# Available data start

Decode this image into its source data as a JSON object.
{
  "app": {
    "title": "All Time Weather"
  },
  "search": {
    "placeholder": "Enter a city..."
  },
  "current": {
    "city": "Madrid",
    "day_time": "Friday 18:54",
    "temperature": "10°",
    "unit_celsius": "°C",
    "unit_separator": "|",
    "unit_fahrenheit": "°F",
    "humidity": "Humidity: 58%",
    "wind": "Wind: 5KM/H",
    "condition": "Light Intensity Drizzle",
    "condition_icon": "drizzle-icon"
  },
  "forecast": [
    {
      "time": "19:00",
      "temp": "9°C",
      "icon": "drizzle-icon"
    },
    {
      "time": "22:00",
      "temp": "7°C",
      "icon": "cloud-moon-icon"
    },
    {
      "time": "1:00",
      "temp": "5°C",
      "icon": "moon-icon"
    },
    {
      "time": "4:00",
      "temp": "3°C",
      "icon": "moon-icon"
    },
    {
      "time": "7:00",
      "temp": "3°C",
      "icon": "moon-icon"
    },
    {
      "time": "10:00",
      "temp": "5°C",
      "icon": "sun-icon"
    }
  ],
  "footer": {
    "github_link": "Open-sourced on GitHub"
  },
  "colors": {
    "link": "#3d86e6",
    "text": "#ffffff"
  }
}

# Available data end

> **What to do**:
The entries above should be repeated exactly, every one of them.

> **Exercise response**:
Decode this image into its source data as a JSON object.
{
  "app": {
    "title": "All Time Weather"
  },
  "search": {
    "placeholder": "Enter a city..."
  },
  "current": {
    "city": "Madrid",
    "day_time": "Friday 18:54",
    "temperature": "10°",
    "unit_celsius": "°C",
    "unit_separator": "|",
    "unit_fahrenheit": "°F",
    "humidity": "Humidity: 58%",
    "wind": "Wind: 5KM/H",
    "condition": "Light Intensity Drizzle",
    "condition_icon": "drizzle-icon"
  },
  "forecast": [
    {
      "time": "19:00",
      "temp": "9°C",
      "icon": "drizzle-icon"
    },
    {
      "time": "22:00",
      "temp": "7°C",
      "icon": "cloud-moon-icon"
    },
    {
      "time": "1:00",
      "temp": "5°C",
      "icon": "moon-icon"
    },
    {
      "time": "4:00",
      "temp": "3°C",
      "icon": "moon-icon"
    },
    {
      "time": "7:00",
      "temp": "3°C",
      "icon": "moon-icon"
    },
    {
      "time": "10:00",
      "temp": "5°C",
      "icon": "sun-icon"
    }
  ],
  "footer": {
    "github_link": "Open-sourced on GitHub"
  },
  "colors": {
    "link": "#3d86e6",
    "text": "#ffffff"
  }
}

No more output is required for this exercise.